Short exercise:
Give the count of lines in the data that include "this", with no other words.

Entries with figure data
● ● ● ● ● ● ●

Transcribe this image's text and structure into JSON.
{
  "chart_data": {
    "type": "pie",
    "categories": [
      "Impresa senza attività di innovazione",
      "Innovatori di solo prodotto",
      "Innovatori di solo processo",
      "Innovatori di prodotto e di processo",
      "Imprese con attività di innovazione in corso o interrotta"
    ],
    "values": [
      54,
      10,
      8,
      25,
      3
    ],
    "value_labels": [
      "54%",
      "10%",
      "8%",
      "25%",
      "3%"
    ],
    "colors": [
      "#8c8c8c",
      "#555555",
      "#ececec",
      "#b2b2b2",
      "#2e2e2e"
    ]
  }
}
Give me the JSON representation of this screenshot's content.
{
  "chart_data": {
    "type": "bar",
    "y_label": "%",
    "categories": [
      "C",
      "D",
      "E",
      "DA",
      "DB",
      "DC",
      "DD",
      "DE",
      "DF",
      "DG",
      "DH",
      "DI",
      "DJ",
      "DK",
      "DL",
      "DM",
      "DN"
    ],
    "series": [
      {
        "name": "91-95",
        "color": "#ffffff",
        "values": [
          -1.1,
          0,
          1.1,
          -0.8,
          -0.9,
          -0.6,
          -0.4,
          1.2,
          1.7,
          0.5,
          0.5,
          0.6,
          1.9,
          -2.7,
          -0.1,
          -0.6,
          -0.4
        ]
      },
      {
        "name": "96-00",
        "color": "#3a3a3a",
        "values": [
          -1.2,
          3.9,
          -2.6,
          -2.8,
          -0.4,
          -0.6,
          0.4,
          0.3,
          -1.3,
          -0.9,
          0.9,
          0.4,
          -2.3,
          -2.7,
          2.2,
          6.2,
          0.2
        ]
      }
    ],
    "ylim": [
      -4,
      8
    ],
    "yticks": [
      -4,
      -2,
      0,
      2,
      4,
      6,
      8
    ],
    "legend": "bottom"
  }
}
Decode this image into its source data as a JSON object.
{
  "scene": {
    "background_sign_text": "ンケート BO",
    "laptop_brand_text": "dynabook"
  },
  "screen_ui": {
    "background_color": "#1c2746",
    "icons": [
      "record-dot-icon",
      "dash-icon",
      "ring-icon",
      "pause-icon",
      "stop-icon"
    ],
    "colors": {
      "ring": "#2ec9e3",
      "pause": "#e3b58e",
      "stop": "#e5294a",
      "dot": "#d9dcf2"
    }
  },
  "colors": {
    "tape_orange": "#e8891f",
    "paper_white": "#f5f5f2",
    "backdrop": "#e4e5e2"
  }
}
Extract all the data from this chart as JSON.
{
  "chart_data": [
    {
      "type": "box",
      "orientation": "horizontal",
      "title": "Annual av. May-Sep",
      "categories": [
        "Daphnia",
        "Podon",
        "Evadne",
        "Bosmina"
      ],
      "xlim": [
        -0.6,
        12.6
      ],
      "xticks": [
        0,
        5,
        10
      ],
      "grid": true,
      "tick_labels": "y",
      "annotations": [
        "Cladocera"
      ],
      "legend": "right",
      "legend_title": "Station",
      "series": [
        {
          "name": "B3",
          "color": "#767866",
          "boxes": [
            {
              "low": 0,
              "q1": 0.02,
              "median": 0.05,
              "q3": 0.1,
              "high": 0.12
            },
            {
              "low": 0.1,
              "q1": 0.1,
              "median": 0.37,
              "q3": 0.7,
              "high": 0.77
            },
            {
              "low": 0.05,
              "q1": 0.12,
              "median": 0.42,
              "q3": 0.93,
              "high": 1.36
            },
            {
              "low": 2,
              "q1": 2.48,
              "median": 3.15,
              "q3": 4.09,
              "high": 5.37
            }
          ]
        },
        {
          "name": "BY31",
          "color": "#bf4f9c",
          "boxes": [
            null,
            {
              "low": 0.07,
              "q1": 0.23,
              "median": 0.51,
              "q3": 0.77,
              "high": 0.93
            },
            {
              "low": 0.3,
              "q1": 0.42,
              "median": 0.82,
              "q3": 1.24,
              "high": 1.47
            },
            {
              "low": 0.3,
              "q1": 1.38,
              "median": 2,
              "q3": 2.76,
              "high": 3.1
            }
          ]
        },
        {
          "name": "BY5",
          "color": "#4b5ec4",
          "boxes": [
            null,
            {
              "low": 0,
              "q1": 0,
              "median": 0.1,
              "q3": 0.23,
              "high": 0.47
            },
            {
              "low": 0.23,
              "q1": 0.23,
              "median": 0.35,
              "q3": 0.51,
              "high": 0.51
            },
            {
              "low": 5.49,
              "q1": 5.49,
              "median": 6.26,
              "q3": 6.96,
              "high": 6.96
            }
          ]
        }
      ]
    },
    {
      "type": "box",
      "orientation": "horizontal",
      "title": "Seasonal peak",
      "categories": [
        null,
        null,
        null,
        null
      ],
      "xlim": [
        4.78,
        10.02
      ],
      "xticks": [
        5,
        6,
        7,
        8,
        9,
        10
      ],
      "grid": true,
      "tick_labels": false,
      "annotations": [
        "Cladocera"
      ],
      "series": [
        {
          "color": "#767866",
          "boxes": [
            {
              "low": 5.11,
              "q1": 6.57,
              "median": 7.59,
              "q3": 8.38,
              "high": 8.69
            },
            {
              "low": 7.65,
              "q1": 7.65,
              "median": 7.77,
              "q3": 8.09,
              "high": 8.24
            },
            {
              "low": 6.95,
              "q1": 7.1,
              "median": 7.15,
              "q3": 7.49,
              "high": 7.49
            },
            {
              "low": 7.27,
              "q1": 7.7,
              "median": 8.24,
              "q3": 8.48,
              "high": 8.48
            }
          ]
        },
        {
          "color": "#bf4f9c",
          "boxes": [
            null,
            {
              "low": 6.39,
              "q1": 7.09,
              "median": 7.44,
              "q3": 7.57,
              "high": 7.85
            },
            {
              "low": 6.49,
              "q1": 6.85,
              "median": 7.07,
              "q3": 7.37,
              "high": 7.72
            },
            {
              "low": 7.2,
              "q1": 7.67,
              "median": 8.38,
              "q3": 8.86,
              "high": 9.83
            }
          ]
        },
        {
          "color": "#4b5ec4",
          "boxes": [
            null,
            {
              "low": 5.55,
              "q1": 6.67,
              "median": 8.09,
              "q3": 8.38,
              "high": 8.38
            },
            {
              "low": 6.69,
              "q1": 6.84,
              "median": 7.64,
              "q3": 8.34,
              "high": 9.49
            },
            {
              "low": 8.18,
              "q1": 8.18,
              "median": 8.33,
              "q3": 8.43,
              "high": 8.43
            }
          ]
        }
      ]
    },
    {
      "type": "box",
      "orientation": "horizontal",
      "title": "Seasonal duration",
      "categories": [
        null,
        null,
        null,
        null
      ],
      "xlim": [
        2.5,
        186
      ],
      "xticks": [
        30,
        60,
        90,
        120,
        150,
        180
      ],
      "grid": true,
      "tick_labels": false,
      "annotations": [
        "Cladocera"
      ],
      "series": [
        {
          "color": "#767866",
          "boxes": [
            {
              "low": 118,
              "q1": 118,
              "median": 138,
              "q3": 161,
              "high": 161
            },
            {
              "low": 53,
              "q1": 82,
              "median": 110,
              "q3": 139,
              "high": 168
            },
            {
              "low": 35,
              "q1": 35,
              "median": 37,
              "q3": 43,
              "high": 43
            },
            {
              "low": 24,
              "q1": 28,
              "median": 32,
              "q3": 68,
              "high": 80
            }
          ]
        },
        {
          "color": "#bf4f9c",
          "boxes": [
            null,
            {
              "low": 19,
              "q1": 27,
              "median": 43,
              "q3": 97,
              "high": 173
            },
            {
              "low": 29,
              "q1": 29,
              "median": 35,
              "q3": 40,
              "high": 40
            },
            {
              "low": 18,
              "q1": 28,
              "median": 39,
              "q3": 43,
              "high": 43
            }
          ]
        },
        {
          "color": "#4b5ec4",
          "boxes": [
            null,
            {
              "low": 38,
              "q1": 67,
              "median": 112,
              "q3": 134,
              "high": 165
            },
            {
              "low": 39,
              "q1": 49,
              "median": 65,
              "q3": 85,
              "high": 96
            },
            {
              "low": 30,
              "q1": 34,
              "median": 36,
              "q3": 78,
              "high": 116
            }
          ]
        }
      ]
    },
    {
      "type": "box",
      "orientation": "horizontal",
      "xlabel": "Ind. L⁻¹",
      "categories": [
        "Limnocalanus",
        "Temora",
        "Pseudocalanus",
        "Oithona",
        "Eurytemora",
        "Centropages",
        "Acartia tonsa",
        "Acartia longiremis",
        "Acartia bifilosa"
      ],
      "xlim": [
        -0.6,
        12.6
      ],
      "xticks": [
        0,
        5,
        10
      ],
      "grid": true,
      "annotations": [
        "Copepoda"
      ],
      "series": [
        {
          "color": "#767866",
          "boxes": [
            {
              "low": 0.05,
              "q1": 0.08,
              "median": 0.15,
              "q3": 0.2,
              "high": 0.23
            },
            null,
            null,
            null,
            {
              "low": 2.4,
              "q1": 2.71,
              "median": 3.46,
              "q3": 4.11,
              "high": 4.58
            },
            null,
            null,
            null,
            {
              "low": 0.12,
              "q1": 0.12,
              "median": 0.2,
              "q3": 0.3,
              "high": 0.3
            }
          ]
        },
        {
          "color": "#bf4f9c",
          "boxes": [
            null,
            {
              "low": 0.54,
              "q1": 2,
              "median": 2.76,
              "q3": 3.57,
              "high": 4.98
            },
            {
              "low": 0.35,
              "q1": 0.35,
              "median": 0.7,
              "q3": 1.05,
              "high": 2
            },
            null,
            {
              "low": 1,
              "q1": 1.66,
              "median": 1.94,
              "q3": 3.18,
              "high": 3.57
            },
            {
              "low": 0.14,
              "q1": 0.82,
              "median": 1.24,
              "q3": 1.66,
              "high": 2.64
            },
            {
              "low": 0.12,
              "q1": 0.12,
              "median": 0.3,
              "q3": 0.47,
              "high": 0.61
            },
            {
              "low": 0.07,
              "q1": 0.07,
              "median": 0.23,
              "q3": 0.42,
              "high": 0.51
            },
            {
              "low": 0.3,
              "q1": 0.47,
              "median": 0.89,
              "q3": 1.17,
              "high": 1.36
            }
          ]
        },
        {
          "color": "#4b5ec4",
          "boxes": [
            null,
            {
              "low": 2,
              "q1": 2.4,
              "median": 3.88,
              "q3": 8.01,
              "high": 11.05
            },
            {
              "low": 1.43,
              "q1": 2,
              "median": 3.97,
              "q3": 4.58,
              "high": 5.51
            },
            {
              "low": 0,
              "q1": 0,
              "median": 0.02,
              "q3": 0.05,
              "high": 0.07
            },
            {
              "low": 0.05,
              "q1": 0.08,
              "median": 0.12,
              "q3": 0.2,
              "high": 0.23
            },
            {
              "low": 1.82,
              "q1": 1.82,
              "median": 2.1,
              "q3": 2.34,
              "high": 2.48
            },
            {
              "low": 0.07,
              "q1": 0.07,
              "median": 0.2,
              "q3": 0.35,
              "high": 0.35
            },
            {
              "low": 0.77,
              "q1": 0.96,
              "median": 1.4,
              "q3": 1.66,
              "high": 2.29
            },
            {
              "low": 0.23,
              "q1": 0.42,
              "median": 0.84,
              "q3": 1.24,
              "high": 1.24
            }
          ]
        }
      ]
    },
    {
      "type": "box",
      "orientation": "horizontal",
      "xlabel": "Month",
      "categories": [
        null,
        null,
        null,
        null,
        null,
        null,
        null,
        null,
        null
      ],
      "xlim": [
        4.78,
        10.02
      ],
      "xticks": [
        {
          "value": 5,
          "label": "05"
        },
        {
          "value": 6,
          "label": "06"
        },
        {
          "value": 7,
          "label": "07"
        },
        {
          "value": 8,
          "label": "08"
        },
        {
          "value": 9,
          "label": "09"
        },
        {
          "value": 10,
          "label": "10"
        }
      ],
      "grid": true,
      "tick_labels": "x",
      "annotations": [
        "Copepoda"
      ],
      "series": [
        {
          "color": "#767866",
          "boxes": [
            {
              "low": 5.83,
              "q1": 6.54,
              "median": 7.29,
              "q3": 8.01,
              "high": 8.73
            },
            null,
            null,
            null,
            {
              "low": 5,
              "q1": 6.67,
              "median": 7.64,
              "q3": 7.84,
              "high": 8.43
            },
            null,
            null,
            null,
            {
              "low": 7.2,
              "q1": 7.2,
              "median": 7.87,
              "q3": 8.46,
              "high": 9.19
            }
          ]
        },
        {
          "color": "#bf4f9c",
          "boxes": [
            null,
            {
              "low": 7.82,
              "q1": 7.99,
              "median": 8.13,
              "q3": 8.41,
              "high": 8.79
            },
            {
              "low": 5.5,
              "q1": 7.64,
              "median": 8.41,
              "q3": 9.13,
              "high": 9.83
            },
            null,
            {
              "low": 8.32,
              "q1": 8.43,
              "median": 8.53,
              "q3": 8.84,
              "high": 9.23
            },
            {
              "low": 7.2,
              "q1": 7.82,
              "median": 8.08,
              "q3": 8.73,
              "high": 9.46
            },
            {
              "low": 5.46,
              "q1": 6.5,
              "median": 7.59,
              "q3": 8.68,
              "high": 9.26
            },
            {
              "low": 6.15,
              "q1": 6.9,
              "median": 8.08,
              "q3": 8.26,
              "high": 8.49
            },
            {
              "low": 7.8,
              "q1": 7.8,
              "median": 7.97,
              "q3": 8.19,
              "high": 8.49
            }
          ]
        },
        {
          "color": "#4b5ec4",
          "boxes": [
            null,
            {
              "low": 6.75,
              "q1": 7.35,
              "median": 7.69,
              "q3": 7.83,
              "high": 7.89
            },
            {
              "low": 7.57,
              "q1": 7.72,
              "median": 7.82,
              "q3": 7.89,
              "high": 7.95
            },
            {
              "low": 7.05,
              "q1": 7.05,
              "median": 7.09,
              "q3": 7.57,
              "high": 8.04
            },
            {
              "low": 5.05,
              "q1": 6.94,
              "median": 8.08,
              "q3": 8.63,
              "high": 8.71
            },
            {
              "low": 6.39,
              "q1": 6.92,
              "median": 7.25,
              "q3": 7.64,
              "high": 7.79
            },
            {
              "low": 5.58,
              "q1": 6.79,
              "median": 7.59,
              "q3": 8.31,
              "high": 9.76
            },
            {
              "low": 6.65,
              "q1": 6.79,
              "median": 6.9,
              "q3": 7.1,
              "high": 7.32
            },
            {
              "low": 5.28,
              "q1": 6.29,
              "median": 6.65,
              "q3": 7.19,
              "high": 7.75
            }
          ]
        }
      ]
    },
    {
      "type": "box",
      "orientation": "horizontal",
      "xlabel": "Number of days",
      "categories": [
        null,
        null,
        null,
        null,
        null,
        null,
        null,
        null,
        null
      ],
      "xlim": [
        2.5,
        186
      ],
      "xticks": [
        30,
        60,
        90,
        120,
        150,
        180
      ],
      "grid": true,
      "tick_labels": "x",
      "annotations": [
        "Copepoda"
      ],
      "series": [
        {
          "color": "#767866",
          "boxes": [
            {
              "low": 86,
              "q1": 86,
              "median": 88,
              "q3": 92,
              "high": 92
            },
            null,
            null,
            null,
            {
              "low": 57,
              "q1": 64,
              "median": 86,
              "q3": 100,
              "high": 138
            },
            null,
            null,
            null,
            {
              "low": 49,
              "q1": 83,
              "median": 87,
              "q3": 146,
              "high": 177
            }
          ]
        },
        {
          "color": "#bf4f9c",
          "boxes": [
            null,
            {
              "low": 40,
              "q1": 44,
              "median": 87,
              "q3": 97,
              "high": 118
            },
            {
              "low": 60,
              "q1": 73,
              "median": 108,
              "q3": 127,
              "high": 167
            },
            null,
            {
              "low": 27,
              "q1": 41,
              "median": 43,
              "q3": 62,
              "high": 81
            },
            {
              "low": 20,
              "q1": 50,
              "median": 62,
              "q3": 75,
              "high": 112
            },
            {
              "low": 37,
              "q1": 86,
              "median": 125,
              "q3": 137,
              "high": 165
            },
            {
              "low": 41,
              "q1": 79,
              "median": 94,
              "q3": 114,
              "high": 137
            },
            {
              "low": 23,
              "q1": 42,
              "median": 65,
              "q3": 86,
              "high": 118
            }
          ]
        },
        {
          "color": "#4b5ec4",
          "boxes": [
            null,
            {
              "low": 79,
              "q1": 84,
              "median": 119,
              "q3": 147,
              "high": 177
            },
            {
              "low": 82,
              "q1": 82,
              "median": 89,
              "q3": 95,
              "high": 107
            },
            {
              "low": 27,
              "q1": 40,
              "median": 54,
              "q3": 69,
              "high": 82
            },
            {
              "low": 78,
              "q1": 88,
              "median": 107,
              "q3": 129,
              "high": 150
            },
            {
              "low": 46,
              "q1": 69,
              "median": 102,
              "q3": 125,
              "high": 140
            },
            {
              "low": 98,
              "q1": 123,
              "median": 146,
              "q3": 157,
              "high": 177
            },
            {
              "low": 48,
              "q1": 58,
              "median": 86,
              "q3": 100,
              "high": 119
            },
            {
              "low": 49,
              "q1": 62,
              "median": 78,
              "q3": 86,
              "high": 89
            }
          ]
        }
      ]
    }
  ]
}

● ● ● ● ● ● ●

Task output:
4